WHAT THE TASK REQUIRES: Compile every line that includes the word "Filtering".

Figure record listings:
----------------

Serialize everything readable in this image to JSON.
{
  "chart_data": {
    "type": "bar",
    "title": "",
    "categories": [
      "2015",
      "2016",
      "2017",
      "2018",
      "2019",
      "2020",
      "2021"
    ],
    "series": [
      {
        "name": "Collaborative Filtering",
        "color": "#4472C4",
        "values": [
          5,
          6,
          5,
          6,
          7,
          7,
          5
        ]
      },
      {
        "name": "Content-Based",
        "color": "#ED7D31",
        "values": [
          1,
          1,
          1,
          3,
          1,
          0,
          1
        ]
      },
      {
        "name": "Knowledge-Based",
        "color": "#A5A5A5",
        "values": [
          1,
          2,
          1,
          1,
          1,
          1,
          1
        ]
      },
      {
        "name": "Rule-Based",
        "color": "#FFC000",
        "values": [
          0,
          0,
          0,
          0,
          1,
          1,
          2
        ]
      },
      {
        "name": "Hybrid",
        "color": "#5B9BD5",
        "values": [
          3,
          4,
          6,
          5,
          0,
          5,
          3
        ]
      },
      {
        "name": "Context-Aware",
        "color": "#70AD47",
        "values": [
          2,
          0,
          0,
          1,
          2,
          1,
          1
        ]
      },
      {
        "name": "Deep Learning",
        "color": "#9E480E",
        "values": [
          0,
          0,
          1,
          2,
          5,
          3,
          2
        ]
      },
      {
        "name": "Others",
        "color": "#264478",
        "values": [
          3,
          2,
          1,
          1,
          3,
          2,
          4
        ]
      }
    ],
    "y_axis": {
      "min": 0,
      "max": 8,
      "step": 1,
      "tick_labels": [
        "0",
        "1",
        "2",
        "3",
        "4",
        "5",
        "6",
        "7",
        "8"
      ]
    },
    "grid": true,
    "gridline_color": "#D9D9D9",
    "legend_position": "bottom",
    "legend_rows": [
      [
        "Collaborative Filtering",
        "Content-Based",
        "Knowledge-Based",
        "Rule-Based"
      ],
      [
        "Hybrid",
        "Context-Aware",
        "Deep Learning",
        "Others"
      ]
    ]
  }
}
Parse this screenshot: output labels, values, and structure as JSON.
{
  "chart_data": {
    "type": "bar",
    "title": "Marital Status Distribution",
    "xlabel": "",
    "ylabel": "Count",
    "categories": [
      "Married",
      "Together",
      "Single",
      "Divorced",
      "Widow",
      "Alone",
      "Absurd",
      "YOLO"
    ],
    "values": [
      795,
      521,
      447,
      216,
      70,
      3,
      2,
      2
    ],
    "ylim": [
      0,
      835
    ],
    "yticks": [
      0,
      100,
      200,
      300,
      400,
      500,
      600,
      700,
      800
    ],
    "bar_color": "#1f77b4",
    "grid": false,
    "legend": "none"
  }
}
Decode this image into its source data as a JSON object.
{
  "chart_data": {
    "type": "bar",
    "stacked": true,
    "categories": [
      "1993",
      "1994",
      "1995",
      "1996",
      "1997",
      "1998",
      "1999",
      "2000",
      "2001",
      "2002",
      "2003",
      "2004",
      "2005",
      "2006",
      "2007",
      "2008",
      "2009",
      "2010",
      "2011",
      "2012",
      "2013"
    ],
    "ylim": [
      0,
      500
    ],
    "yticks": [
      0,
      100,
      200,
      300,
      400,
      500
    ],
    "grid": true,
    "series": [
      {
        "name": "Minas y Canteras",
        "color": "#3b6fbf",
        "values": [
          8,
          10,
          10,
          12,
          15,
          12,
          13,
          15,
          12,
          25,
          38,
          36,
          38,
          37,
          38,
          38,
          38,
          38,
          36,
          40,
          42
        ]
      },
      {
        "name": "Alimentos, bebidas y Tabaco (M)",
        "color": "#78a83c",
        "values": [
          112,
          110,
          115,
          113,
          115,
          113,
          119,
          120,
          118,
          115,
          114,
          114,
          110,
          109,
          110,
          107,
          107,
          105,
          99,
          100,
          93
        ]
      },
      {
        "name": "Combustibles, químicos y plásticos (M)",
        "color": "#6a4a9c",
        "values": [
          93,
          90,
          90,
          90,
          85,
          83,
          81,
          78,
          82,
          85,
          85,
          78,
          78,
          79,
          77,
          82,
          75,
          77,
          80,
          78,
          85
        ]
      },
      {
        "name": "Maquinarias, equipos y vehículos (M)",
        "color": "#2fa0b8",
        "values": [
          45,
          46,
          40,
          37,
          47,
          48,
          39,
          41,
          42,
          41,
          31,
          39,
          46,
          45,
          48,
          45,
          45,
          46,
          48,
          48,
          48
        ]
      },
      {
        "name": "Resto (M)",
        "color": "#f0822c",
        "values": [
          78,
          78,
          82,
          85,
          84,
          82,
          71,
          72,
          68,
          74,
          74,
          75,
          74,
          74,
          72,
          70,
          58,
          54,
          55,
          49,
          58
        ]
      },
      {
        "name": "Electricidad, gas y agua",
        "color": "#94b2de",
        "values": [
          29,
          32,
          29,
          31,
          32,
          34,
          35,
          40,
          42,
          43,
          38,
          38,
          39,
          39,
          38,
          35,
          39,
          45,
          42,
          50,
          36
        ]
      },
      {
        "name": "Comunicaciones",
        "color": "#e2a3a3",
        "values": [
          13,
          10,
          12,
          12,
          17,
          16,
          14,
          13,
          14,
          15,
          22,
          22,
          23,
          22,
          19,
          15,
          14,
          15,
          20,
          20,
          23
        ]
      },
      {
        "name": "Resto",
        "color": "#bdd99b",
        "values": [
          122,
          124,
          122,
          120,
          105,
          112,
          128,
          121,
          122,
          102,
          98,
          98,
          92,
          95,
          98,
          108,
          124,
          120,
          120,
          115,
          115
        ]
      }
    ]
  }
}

----------------

PROBLEM SOLUTION:
        "name": "Collaborative Filtering",
        "Collaborative Filtering",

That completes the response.